Saved entries:
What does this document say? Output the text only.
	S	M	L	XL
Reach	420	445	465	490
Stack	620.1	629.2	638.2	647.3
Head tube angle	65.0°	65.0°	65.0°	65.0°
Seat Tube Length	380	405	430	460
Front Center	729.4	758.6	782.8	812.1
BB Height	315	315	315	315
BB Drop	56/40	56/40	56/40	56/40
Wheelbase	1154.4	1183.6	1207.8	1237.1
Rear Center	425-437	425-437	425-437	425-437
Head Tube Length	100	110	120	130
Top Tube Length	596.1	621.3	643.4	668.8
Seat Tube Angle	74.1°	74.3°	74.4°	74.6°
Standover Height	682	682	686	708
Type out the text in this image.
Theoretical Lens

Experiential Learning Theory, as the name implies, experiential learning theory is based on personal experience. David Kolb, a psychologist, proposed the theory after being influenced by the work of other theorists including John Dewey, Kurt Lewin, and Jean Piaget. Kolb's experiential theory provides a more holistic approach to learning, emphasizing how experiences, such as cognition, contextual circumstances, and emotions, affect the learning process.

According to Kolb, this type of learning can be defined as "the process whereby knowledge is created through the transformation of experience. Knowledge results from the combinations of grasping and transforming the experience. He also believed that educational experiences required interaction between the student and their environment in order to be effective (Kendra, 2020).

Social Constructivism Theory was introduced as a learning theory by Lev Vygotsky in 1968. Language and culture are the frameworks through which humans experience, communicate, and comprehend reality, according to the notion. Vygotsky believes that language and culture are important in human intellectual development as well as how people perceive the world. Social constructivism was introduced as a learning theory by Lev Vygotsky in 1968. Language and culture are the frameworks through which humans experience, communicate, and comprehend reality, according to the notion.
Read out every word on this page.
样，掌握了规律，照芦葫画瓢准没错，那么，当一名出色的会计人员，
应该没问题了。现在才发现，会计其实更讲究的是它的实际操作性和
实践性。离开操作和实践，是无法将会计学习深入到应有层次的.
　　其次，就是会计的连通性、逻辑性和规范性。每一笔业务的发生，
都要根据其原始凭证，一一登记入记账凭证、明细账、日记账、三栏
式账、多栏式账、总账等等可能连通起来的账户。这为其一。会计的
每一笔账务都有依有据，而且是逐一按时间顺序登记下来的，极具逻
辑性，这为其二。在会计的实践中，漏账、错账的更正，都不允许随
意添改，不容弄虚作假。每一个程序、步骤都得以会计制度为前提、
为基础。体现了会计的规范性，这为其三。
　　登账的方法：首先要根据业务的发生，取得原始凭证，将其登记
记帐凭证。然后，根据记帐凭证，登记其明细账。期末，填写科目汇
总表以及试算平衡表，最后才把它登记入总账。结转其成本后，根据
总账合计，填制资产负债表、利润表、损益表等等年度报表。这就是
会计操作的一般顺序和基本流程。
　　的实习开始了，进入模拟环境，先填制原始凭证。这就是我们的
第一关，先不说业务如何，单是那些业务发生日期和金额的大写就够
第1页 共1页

**BRIEF**
Exact repetition is required for the lines from the one that contains "Read out every word on this page." through the final line; leave out everything else.

**REPLY TO THE EXERCISE**
Read out every word on this page.
样，掌握了规律，照芦葫画瓢准没错，那么，当一名出色的会计人员，
应该没问题了。现在才发现，会计其实更讲究的是它的实际操作性和
实践性。离开操作和实践，是无法将会计学习深入到应有层次的.
　　其次，就是会计的连通性、逻辑性和规范性。每一笔业务的发生，
都要根据其原始凭证，一一登记入记账凭证、明细账、日记账、三栏
式账、多栏式账、总账等等可能连通起来的账户。这为其一。会计的
每一笔账务都有依有据，而且是逐一按时间顺序登记下来的，极具逻
辑性，这为其二。在会计的实践中，漏账、错账的更正，都不允许随
意添改，不容弄虚作假。每一个程序、步骤都得以会计制度为前提、
为基础。体现了会计的规范性，这为其三。
　　登账的方法：首先要根据业务的发生，取得原始凭证，将其登记
记帐凭证。然后，根据记帐凭证，登记其明细账。期末，填写科目汇
总表以及试算平衡表，最后才把它登记入总账。结转其成本后，根据
总账合计，填制资产负债表、利润表、损益表等等年度报表。这就是
会计操作的一般顺序和基本流程。
　　的实习开始了，进入模拟环境，先填制原始凭证。这就是我们的
第一关，先不说业务如何，单是那些业务发生日期和金额的大写就够
第1页 共1页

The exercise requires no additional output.